All entries should be output exactly as they stand.
— Begin DATA IN THIS EXERCISE —
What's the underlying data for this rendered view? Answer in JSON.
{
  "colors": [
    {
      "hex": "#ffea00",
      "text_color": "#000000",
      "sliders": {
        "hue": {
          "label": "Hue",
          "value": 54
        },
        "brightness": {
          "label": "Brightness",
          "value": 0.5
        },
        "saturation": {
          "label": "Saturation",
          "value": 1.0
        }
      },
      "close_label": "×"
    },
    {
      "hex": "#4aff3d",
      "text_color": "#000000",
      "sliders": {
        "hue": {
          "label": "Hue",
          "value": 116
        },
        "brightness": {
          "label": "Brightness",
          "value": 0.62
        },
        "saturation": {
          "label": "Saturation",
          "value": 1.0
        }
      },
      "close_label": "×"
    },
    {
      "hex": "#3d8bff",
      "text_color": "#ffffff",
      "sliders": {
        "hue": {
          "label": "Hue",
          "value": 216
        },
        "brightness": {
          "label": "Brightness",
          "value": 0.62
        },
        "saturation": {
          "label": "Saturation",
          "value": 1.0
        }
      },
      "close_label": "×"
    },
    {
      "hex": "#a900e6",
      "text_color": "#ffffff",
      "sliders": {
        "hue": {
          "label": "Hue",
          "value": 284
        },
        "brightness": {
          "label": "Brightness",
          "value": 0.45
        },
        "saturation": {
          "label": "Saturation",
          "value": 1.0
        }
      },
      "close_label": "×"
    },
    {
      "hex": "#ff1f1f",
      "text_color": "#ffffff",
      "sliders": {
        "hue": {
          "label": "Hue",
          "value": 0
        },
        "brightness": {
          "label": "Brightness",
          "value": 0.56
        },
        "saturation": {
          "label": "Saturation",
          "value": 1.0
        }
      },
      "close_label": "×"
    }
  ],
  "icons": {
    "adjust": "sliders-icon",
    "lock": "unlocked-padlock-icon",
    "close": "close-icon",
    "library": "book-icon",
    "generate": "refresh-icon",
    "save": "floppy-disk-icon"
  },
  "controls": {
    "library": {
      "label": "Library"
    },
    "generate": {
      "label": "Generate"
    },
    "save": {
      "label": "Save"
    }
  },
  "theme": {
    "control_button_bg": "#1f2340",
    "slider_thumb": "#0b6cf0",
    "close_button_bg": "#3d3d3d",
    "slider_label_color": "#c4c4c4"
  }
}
— End DATA IN THIS EXERCISE —
RESPONSE -
What's the underlying data for this rendered view? Answer in JSON.
{
  "colors": [
    {
      "hex": "#ffea00",
      "text_color": "#000000",
      "sliders": {
        "hue": {
          "label": "Hue",
          "value": 54
        },
        "brightness": {
          "label": "Brightness",
          "value": 0.5
        },
        "saturation": {
          "label": "Saturation",
          "value": 1.0
        }
      },
      "close_label": "×"
    },
    {
      "hex": "#4aff3d",
      "text_color": "#000000",
      "sliders": {
        "hue": {
          "label": "Hue",
          "value": 116
        },
        "brightness": {
          "label": "Brightness",
          "value": 0.62
        },
        "saturation": {
          "label": "Saturation",
          "value": 1.0
        }
      },
      "close_label": "×"
    },
    {
      "hex": "#3d8bff",
      "text_color": "#ffffff",
      "sliders": {
        "hue": {
          "label": "Hue",
          "value": 216
        },
        "brightness": {
          "label": "Brightness",
          "value": 0.62
        },
        "saturation": {
          "label": "Saturation",
          "value": 1.0
        }
      },
      "close_label": "×"
    },
    {
      "hex": "#a900e6",
      "text_color": "#ffffff",
      "sliders": {
        "hue": {
          "label": "Hue",
          "value": 284
        },
        "brightness": {
          "label": "Brightness",
          "value": 0.45
        },
        "saturation": {
          "label": "Saturation",
          "value": 1.0
        }
      },
      "close_label": "×"
    },
    {
      "hex": "#ff1f1f",
      "text_color": "#ffffff",
      "sliders": {
        "hue": {
          "label": "Hue",
          "value": 0
        },
        "brightness": {
          "label": "Brightness",
          "value": 0.56
        },
        "saturation": {
          "label": "Saturation",
          "value": 1.0
        }
      },
      "close_label": "×"
    }
  ],
  "icons": {
    "adjust": "sliders-icon",
    "lock": "unlocked-padlock-icon",
    "close": "close-icon",
    "library": "book-icon",
    "generate": "refresh-icon",
    "save": "floppy-disk-icon"
  },
  "controls": {
    "library": {
      "label": "Library"
    },
    "generate": {
      "label": "Generate"
    },
    "save": {
      "label": "Save"
    }
  },
  "theme": {
    "control_button_bg": "#1f2340",
    "slider_thumb": "#0b6cf0",
    "close_button_bg": "#3d3d3d",
    "slider_label_color": "#c4c4c4"
  }
}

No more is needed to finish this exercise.